Wenn Du sichergehen willst leite die Mail einfach an mich weiter: [email protected]
Du kriegst dann Bescheid.


----------



## SprMa (29 Oktober 2002)

Sei doch froh, daß es die "letzte Mahnung" war. Dann kommt wenigstens keine mehr...
:lol:


----------



## virenscanner (29 Oktober 2002)

@SprMa


----------



## Anonymous (29 Oktober 2002)

Habe die Mail an dich(Heiko) weitergeleitet.Gib mir bitte Bescheid was du rausgefunden hast.Danke.


----------



## SprMa (29 Oktober 2002)

@Gast
Sorry, aber ich konnte nicht wiederstehen. 
(Oder, wie ich von Heiko gelernt habe: SCNR!)


Matthias


----------



## Heiko (29 Oktober 2002)

Anonymous schrieb:
			
		

> Habe die Mail an dich(Heiko) weitergeleitet.Gib mir bitte Bescheid was du rausgefunden hast.Danke.


Hier kam noch nix an.
Schicks im Zweifelsfall nochmal an [email protected]


----------



## Anonymous (30 Oktober 2002)

Habs nochmal auf [email protected] geschickt.

@SprMa kein Problem   Spass muß sein.


----------



## Anonymous (30 Oktober 2002)

Danke für das schnelle informieren. Von welcher Firma war der Dialer?


----------



## Heiko (30 Oktober 2002)

Ich hab den nicht runtergeladen. In der Mail selbst waren nur Links.


----------



## Anonymous (31 Oktober 2002)

Das in der Mail etwas stand habe ich garnicht gesehen da ich HTML deaktiviert habe. Die selbe Mail kam heute auch auf einer web.de Adresse von mir. Shit Spam!


----------



## AmiRage (9 November 2002)

Gast schrieb:
			
		

> Das in der Mail etwas stand habe ich garnicht gesehen da ich HTML deaktiviert habe. Die selbe Mail kam heute auch auf einer web.de Adresse von mir. Shit Spam!

────────────────────────────────────────

| Schriftliche Aufgaben |
a) Was enthielt die Mail laut Heikos Beitrag vom 30. Oktober 2002 im Forumsverlauf über die weitergeleitete Spam-Mail?
b) Führe den Forumsverlauf über die weitergeleitete Spam-Mail im Anschluss an den zuletzt gezeigten Beitrag weiter.

────────────────────────────────────────

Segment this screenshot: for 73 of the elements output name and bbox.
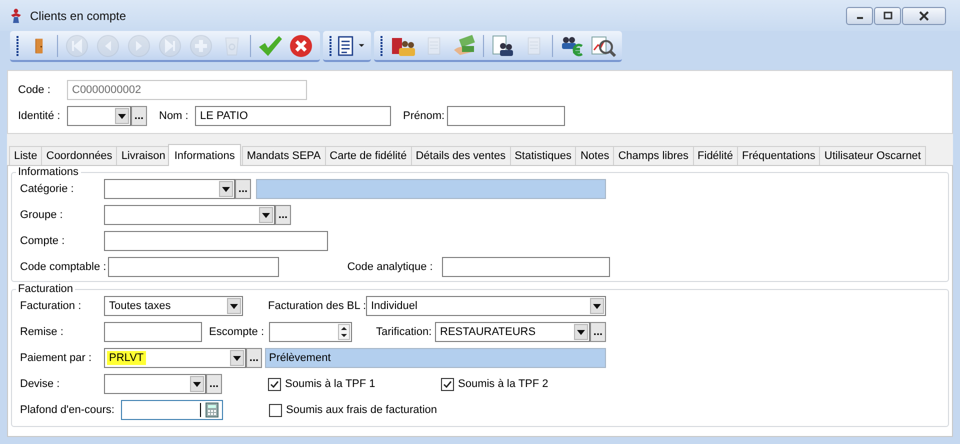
minimize-button[interactable] bbox=[846, 6, 873, 24]
field-label: Remise : bbox=[20, 326, 64, 338]
check-icon[interactable] bbox=[256, 34, 282, 58]
checkbox-box[interactable] bbox=[269, 404, 282, 416]
checkbox[interactable]: Soumis aux frais de facturation bbox=[269, 404, 438, 416]
pricing-combo-box[interactable]: RESTAURATEURS bbox=[435, 322, 590, 342]
analytic-code-field[interactable] bbox=[442, 257, 610, 277]
grip-icon[interactable] bbox=[16, 34, 19, 56]
checkbox-box[interactable] bbox=[441, 378, 454, 390]
browse-button[interactable]: ... bbox=[590, 322, 606, 342]
payment-description-field: Prélèvement bbox=[265, 348, 606, 368]
close-icon[interactable] bbox=[919, 10, 929, 20]
people-sheet-icon[interactable] bbox=[490, 34, 516, 58]
field-label: Catégorie : bbox=[20, 183, 75, 195]
field-label: Paiement par : bbox=[20, 352, 93, 364]
cancel-icon[interactable] bbox=[288, 34, 312, 58]
identity-combo-box[interactable] bbox=[67, 106, 131, 126]
browse-button[interactable]: ... bbox=[246, 348, 262, 368]
field-label: Identité : bbox=[18, 110, 62, 122]
currency-combo-box[interactable] bbox=[104, 374, 206, 394]
maximize-icon[interactable] bbox=[882, 10, 892, 20]
field-label: Prénom: bbox=[403, 110, 446, 122]
field-label: Code analytique : bbox=[347, 261, 434, 273]
credit-limit-field[interactable] bbox=[121, 400, 223, 420]
field-label: Escompte : bbox=[209, 326, 266, 338]
checkbox[interactable]: Soumis à la TPF 2 bbox=[441, 378, 548, 390]
browse-button[interactable]: ... bbox=[206, 374, 222, 394]
field-label: Tarification: bbox=[376, 326, 433, 338]
tab[interactable]: Utilisateur Oscarnet bbox=[819, 146, 926, 165]
window-title: Clients en compte bbox=[30, 8, 128, 22]
name-field[interactable]: LE PATIO bbox=[195, 106, 391, 126]
tab[interactable]: Mandats SEPA bbox=[242, 146, 326, 165]
combo-value: RESTAURATEURS bbox=[439, 325, 537, 339]
report-menu-icon[interactable] bbox=[336, 34, 367, 58]
field-label: Code : bbox=[18, 84, 52, 96]
chart-search-icon[interactable] bbox=[590, 34, 616, 58]
browse-button[interactable]: ... bbox=[275, 205, 291, 225]
field-label: Plafond d'en-cours: bbox=[20, 404, 116, 416]
field-label: Groupe : bbox=[20, 209, 64, 221]
payment-combo-box[interactable]: PRLVT bbox=[104, 348, 246, 368]
spinner-arrows-icon[interactable] bbox=[338, 324, 350, 340]
calculator-icon[interactable] bbox=[204, 402, 220, 418]
delivery-billing-combo-box[interactable]: Individuel bbox=[366, 296, 606, 316]
tab[interactable]: Informations bbox=[168, 144, 241, 166]
discount-field[interactable] bbox=[104, 322, 202, 342]
field-label: Facturation des BL : bbox=[268, 300, 366, 312]
money-hand-icon[interactable] bbox=[452, 34, 478, 58]
group-title: Informations bbox=[17, 166, 80, 178]
browse-button[interactable]: ... bbox=[131, 106, 147, 126]
accounting-code-field[interactable] bbox=[108, 257, 280, 277]
group-combo-box[interactable] bbox=[104, 205, 275, 225]
combo-value: PRLVT bbox=[107, 351, 146, 365]
grip-icon[interactable] bbox=[329, 34, 332, 56]
account-field[interactable] bbox=[104, 231, 328, 251]
field-label: Facturation : bbox=[20, 300, 82, 312]
grip-icon[interactable] bbox=[380, 34, 383, 56]
group-title: Facturation bbox=[17, 283, 74, 295]
field-label: Code comptable : bbox=[20, 261, 108, 273]
maximize-button[interactable] bbox=[874, 6, 901, 24]
spin-field[interactable] bbox=[269, 322, 352, 342]
category-combo-box[interactable] bbox=[104, 179, 235, 199]
field-label: Nom : bbox=[159, 110, 190, 122]
close-button[interactable] bbox=[902, 6, 946, 24]
combo-value: Individuel bbox=[370, 299, 418, 313]
combo-value: Toutes taxes bbox=[108, 299, 172, 313]
billing-combo-box[interactable]: Toutes taxes bbox=[104, 296, 243, 316]
field-label: Devise : bbox=[20, 378, 61, 390]
tab[interactable]: Liste bbox=[9, 146, 42, 165]
browse-button[interactable]: ... bbox=[235, 179, 251, 199]
checkbox[interactable]: Soumis à la TPF 1 bbox=[268, 378, 441, 390]
first-name-field[interactable] bbox=[447, 106, 565, 126]
field-label: Compte : bbox=[20, 235, 66, 247]
checkbox-box[interactable] bbox=[268, 378, 281, 390]
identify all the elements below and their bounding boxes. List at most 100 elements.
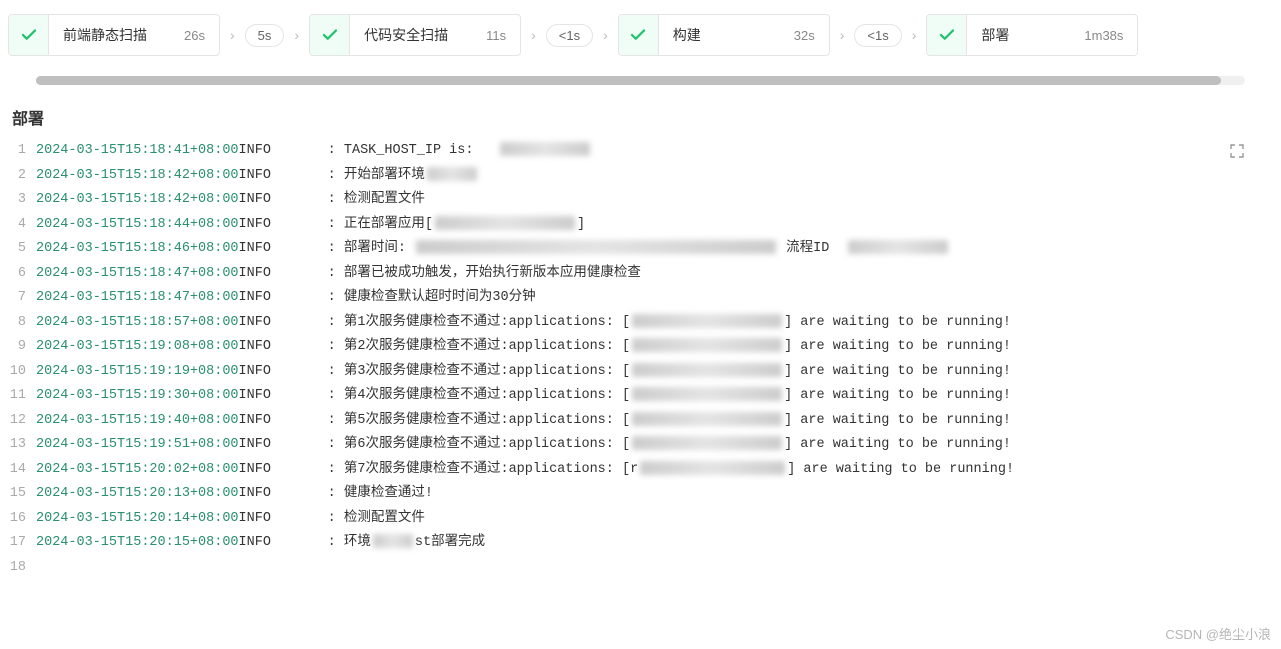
log-message: : 正在部署应用[] xyxy=(271,213,585,238)
log-timestamp: 2024-03-15T15:18:47+08:00 xyxy=(36,286,239,311)
log-message: : 部署已被成功触发，开始执行新版本应用健康检查 xyxy=(271,262,641,287)
log-message: : 部署时间: 流程ID xyxy=(271,237,950,262)
interval-pill: 5s xyxy=(245,24,285,47)
log-message: : 第1次服务健康检查不通过:applications: [] are wait… xyxy=(271,311,1011,336)
stage-name: 前端静态扫描 xyxy=(63,25,147,45)
log-line: 52024-03-15T15:18:46+08:00 INFO : 部署时间: … xyxy=(6,237,1281,262)
line-number: 3 xyxy=(6,188,36,213)
stage-name: 构建 xyxy=(673,25,701,45)
line-number: 18 xyxy=(6,556,36,581)
log-timestamp: 2024-03-15T15:18:44+08:00 xyxy=(36,213,239,238)
line-number: 9 xyxy=(6,335,36,360)
stage-duration: 11s xyxy=(486,28,506,43)
line-number: 7 xyxy=(6,286,36,311)
log-line: 22024-03-15T15:18:42+08:00 INFO : 开始部署环境 xyxy=(6,164,1281,189)
log-line: 122024-03-15T15:19:40+08:00 INFO : 第5次服务… xyxy=(6,409,1281,434)
check-icon xyxy=(9,15,49,55)
log-line: 142024-03-15T15:20:02+08:00 INFO : 第7次服务… xyxy=(6,458,1281,483)
log-timestamp: 2024-03-15T15:18:41+08:00 xyxy=(36,139,239,164)
check-icon xyxy=(310,15,350,55)
log-timestamp: 2024-03-15T15:18:57+08:00 xyxy=(36,311,239,336)
watermark: CSDN @绝尘小浪 xyxy=(1165,624,1271,643)
log-level: INFO xyxy=(239,311,271,336)
expand-icon[interactable] xyxy=(1229,143,1245,170)
pipeline-stage[interactable]: 前端静态扫描 26s xyxy=(8,14,220,56)
line-number: 17 xyxy=(6,531,36,556)
log-line: 32024-03-15T15:18:42+08:00 INFO : 检测配置文件 xyxy=(6,188,1281,213)
pipeline-stage[interactable]: 代码安全扫描 11s xyxy=(309,14,521,56)
log-line: 132024-03-15T15:19:51+08:00 INFO : 第6次服务… xyxy=(6,433,1281,458)
log-message: : 第3次服务健康检查不通过:applications: [] are wait… xyxy=(271,360,1011,385)
log-level: INFO xyxy=(239,360,271,385)
log-timestamp: 2024-03-15T15:20:13+08:00 xyxy=(36,482,239,507)
log-level: INFO xyxy=(239,482,271,507)
log-level: INFO xyxy=(239,409,271,434)
log-level: INFO xyxy=(239,139,271,164)
arrow-icon: › xyxy=(294,27,299,43)
redacted-text xyxy=(416,240,776,254)
log-timestamp: 2024-03-15T15:18:42+08:00 xyxy=(36,188,239,213)
stage-duration: 26s xyxy=(184,28,205,43)
line-number: 8 xyxy=(6,311,36,336)
line-number: 15 xyxy=(6,482,36,507)
log-timestamp: 2024-03-15T15:18:47+08:00 xyxy=(36,262,239,287)
log-message: : 健康检查通过! xyxy=(271,482,433,507)
log-level: INFO xyxy=(239,188,271,213)
log-timestamp: 2024-03-15T15:18:42+08:00 xyxy=(36,164,239,189)
arrow-icon: › xyxy=(603,27,608,43)
arrow-icon: › xyxy=(531,27,536,43)
log-level: INFO xyxy=(239,237,271,262)
pipeline-stage[interactable]: 构建 32s xyxy=(618,14,830,56)
log-level: INFO xyxy=(239,213,271,238)
log-level: INFO xyxy=(239,262,271,287)
pipeline-stage[interactable]: 部署1m38s xyxy=(926,14,1138,56)
log-message: : 检测配置文件 xyxy=(271,188,425,213)
log-message: : 第6次服务健康检查不通过:applications: [] are wait… xyxy=(271,433,1011,458)
log-level: INFO xyxy=(239,286,271,311)
line-number: 14 xyxy=(6,458,36,483)
log-timestamp: 2024-03-15T15:19:19+08:00 xyxy=(36,360,239,385)
log-message: : 检测配置文件 xyxy=(271,507,425,532)
redacted-text xyxy=(373,534,413,548)
redacted-text xyxy=(427,167,477,181)
arrow-icon: › xyxy=(230,27,235,43)
redacted-text xyxy=(632,412,782,426)
log-line: 152024-03-15T15:20:13+08:00 INFO : 健康检查通… xyxy=(6,482,1281,507)
section-title: 部署 xyxy=(12,105,1281,129)
log-level: INFO xyxy=(239,164,271,189)
log-message: : TASK_HOST_IP is: xyxy=(271,139,592,164)
stage-name: 代码安全扫描 xyxy=(364,25,448,45)
log-viewer: 12024-03-15T15:18:41+08:00 INFO : TASK_H… xyxy=(0,139,1281,580)
stage-name: 部署 xyxy=(981,25,1009,45)
horizontal-scrollbar[interactable] xyxy=(36,76,1245,85)
log-line: 12024-03-15T15:18:41+08:00 INFO : TASK_H… xyxy=(6,139,1281,164)
log-message: : 第5次服务健康检查不通过:applications: [] are wait… xyxy=(271,409,1011,434)
log-line: 102024-03-15T15:19:19+08:00 INFO : 第3次服务… xyxy=(6,360,1281,385)
log-message: : 健康检查默认超时时间为30分钟 xyxy=(271,286,536,311)
log-timestamp: 2024-03-15T15:20:14+08:00 xyxy=(36,507,239,532)
line-number: 13 xyxy=(6,433,36,458)
redacted-text xyxy=(632,387,782,401)
log-timestamp: 2024-03-15T15:20:15+08:00 xyxy=(36,531,239,556)
line-number: 4 xyxy=(6,213,36,238)
interval-pill: <1s xyxy=(546,24,593,47)
redacted-text xyxy=(848,240,948,254)
line-number: 11 xyxy=(6,384,36,409)
log-line: 18 xyxy=(6,556,1281,581)
check-icon xyxy=(619,15,659,55)
line-number: 6 xyxy=(6,262,36,287)
log-line: 172024-03-15T15:20:15+08:00 INFO : 环境st部… xyxy=(6,531,1281,556)
scrollbar-thumb[interactable] xyxy=(36,76,1221,85)
redacted-text xyxy=(632,363,782,377)
log-message: : 开始部署环境 xyxy=(271,164,479,189)
log-message: : 第7次服务健康检查不通过:applications: [r] are wai… xyxy=(271,458,1014,483)
log-level: INFO xyxy=(239,507,271,532)
redacted-text xyxy=(632,338,782,352)
log-line: 92024-03-15T15:19:08+08:00 INFO : 第2次服务健… xyxy=(6,335,1281,360)
stage-duration: 32s xyxy=(794,28,815,43)
arrow-icon: › xyxy=(912,27,917,43)
redacted-text xyxy=(640,461,785,475)
line-number: 10 xyxy=(6,360,36,385)
arrow-icon: › xyxy=(840,27,845,43)
log-timestamp: 2024-03-15T15:19:51+08:00 xyxy=(36,433,239,458)
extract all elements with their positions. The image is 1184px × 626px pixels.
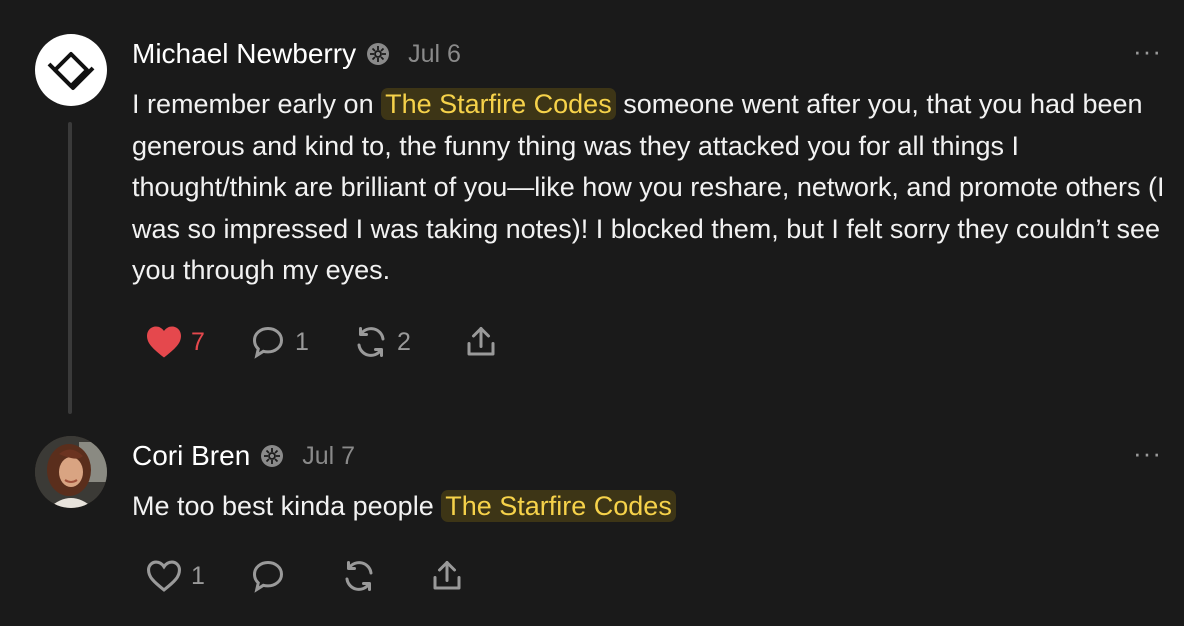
verified-badge-icon [260,444,284,468]
mention-link[interactable]: The Starfire Codes [441,490,676,522]
like-count: 7 [191,327,205,356]
reply-count: 1 [295,327,309,356]
comment-header: Cori Bren Jul 7 [132,438,355,474]
like-button[interactable]: 7 [145,322,205,362]
comment-header: Michael Newberry Jul 6 [132,36,461,72]
restack-icon [345,561,373,591]
heart-icon [147,326,181,358]
share-button[interactable] [463,322,499,362]
comment-thread: Michael Newberry Jul 6 ··· I remember ea… [0,0,1184,626]
restack-button[interactable] [341,556,377,596]
avatar-cori-bren[interactable] [35,436,107,508]
comment-body: I remember early on The Starfire Codes s… [132,84,1172,292]
restack-count: 2 [397,327,411,356]
comment-icon [252,560,284,593]
more-icon[interactable]: ··· [1133,38,1162,64]
verified-badge-icon [366,42,390,66]
like-count: 1 [191,561,205,590]
share-icon [467,327,495,356]
like-button[interactable]: 1 [145,556,205,596]
share-button[interactable] [429,556,465,596]
comment-text: I remember early on [132,89,382,119]
avatar-michael-newberry[interactable] [35,34,107,106]
author-name[interactable]: Cori Bren [132,440,250,472]
restack-button[interactable]: 2 [353,322,411,362]
thread-line [68,122,72,414]
comment-text: Me too best kinda people [132,491,442,521]
comment-icon [252,326,284,359]
comment-date[interactable]: Jul 6 [408,40,461,69]
restack-icon [357,327,385,357]
comment-date[interactable]: Jul 7 [302,442,355,471]
comment-body: Me too best kinda people The Starfire Co… [132,486,1172,528]
reply-button[interactable] [249,556,287,596]
author-name[interactable]: Michael Newberry [132,38,356,70]
heart-icon [146,560,182,592]
reply-button[interactable]: 1 [249,322,309,362]
more-icon[interactable]: ··· [1133,440,1162,466]
mention-link[interactable]: The Starfire Codes [381,88,616,120]
share-icon [433,561,461,590]
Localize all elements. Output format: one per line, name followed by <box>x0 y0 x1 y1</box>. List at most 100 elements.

────────────────────────────────────────

| Ergebnisse der Aufgaben |
a) Nur Links.

b)
Von meiner seit Jahren ungenutzten web.de-Adresse kommt eigentlich seit etwas über einer Woche täglich irgendein Spam.

Versuche gerade per eMail meinen FreeMail-Account zu kündigen oder wenigstens irgendeinen Kontakt zu bekommen, aber das ist ja ein Buch mit sieben Siegeln bei web.de. Alles was man als Antwort erhält ist, dass man nicht auf jede eMail antworten kann. Ansonsten wird einem nur wärmstens die Service-Hotline ans Herz gelegt.


----------



## Hase007 (30 Dezember 2002)

*Spam Filter*

Hallo Leute

Wenn ihr MS Outlook Express benutzt, warum erstellt ihr keinen Nachrichtenfilter?
Ihr könnt unter dem Menüpunkt Extras/Nachrichtenregeln/Liste blockierender Absender eine Regel erstellen nach welchen schlüsselwörtern in Mails gefiltert wird.

Beispiel:
Erstellt man eine Regel wenn im NachrichtenText das Wort "Kontaktanzeige" vorkommt, dann soll sie gelöscht werden.

Ausserdem kann man auch E-Mail Adressen mit ganzen Domain blockieren.
z.B.: %@acont.net
Das % Zeichen ersetzt ein beliebiges Wort.

Leute, seit doch etwas flexiebler. Outlook besitzt die Möglichkeit Spam zu filtern.  8)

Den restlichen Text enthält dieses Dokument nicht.